SUPPLIED MATERIAL –
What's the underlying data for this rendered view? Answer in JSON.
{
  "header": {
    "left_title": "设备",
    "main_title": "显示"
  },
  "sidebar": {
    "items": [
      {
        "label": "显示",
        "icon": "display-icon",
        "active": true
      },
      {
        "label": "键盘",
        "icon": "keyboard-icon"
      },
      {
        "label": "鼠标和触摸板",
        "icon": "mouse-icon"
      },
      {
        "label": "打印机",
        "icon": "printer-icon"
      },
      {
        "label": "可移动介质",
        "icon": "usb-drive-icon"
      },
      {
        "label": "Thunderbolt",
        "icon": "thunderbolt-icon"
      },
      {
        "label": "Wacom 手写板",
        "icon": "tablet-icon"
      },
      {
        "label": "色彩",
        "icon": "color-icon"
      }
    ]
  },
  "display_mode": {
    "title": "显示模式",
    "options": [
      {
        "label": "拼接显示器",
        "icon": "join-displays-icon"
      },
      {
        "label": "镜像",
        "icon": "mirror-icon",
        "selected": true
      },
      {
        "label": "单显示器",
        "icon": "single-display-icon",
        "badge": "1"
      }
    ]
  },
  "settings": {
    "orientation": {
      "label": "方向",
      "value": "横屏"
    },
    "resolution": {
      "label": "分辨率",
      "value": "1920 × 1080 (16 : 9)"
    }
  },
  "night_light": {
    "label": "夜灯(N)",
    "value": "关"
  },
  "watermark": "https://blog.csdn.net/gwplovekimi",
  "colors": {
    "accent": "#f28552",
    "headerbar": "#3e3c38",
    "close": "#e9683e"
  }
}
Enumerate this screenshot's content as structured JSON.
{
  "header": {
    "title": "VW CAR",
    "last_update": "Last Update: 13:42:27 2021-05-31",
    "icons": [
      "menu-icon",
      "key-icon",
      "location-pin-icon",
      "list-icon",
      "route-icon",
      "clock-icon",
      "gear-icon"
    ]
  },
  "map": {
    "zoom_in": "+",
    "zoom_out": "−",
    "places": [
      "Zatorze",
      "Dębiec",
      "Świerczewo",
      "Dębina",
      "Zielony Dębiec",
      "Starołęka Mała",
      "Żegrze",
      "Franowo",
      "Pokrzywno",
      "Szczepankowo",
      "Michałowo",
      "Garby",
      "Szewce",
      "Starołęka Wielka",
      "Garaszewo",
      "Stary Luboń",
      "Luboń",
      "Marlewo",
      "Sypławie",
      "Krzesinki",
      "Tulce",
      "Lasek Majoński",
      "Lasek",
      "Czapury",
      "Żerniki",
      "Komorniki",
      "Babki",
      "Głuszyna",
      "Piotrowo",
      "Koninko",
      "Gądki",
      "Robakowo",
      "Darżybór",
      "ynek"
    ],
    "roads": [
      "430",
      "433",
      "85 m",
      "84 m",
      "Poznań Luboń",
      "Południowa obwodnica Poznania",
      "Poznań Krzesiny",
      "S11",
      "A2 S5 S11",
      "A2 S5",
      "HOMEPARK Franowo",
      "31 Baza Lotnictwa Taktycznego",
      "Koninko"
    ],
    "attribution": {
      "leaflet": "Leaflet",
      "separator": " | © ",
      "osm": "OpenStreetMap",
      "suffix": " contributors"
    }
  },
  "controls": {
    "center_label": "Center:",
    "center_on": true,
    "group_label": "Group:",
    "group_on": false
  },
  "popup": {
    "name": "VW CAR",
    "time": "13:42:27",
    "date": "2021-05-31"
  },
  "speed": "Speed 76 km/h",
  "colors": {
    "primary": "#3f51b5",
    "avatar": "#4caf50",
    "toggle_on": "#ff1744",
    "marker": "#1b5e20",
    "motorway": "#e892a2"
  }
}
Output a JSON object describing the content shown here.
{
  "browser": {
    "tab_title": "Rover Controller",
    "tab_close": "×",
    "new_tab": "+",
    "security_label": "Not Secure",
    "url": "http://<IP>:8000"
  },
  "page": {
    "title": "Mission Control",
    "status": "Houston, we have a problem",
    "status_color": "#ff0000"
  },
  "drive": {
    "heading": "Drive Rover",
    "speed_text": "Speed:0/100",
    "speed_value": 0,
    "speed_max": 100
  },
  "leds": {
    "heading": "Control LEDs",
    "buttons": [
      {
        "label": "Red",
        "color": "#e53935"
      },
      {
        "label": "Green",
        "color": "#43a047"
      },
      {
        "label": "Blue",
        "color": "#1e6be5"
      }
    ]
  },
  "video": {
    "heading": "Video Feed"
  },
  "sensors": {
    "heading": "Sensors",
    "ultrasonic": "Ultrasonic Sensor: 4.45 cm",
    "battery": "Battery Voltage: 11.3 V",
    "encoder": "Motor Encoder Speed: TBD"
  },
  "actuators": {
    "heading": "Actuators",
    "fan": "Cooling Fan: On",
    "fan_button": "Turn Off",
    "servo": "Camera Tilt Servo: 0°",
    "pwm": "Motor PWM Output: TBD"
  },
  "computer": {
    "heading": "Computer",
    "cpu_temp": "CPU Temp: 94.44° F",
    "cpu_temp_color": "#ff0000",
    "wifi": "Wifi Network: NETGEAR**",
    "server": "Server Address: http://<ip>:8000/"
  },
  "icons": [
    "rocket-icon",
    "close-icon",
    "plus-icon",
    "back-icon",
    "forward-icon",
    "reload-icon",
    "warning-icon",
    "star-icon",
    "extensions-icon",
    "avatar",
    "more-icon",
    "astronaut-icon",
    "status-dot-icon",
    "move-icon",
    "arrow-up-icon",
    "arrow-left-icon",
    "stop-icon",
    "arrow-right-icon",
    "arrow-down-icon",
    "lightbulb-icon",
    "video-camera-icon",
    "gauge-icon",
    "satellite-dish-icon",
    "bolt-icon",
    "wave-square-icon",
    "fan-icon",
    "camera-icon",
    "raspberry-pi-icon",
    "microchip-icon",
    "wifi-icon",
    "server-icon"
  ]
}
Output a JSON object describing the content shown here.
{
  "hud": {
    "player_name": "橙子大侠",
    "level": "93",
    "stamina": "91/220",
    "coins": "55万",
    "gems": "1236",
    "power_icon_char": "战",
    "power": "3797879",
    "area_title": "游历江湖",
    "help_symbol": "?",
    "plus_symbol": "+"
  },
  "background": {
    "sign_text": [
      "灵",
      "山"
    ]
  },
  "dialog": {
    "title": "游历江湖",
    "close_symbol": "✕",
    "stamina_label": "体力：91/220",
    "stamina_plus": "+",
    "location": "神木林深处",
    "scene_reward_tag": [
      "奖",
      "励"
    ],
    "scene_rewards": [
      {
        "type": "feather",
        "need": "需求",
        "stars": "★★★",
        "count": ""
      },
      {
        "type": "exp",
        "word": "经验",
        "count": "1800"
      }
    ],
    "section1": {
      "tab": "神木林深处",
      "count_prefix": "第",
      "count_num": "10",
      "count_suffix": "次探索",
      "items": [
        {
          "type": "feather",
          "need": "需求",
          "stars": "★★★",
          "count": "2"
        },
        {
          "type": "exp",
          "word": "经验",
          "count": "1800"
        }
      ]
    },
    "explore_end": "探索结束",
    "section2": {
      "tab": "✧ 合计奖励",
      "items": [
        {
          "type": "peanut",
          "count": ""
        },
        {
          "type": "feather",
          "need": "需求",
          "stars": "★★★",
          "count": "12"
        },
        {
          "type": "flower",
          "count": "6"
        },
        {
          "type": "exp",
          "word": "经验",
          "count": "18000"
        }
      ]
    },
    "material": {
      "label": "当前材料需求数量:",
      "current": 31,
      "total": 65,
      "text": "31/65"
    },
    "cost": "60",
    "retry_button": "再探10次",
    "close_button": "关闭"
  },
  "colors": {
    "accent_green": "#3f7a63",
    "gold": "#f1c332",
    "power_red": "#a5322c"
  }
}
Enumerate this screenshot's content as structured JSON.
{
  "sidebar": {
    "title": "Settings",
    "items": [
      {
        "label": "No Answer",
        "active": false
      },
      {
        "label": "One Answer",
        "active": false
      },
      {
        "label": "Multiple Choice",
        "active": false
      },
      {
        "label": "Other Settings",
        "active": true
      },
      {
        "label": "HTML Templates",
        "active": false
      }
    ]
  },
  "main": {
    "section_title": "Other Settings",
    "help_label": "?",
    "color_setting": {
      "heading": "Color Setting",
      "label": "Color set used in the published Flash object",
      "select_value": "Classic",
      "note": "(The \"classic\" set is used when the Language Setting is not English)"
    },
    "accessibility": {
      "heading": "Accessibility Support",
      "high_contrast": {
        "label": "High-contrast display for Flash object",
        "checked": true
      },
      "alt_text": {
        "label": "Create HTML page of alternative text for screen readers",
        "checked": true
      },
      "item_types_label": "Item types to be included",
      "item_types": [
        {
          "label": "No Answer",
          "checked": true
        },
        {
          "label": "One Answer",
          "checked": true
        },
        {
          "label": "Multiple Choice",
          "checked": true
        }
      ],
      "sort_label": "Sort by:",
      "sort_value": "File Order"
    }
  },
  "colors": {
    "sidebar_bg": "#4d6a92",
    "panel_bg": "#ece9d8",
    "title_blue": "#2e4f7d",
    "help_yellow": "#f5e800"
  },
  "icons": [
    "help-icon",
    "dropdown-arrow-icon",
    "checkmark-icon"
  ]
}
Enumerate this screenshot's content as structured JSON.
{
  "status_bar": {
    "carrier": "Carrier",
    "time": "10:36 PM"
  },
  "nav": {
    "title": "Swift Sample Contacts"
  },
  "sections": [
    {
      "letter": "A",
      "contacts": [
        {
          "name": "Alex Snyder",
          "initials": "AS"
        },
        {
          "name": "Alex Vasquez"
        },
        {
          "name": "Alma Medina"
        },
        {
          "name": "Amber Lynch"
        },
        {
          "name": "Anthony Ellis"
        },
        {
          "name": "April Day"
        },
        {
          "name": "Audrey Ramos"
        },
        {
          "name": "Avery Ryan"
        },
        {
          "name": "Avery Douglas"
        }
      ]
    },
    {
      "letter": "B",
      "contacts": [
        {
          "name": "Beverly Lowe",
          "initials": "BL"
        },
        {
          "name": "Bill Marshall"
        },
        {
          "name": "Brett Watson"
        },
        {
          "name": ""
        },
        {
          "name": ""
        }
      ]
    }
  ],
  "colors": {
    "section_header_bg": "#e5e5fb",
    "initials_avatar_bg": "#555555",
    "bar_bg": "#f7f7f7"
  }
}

REQUIREMENT – Scan the material above and determine how many lines include the word "server"; report only the number.

FINISHED TASK – 2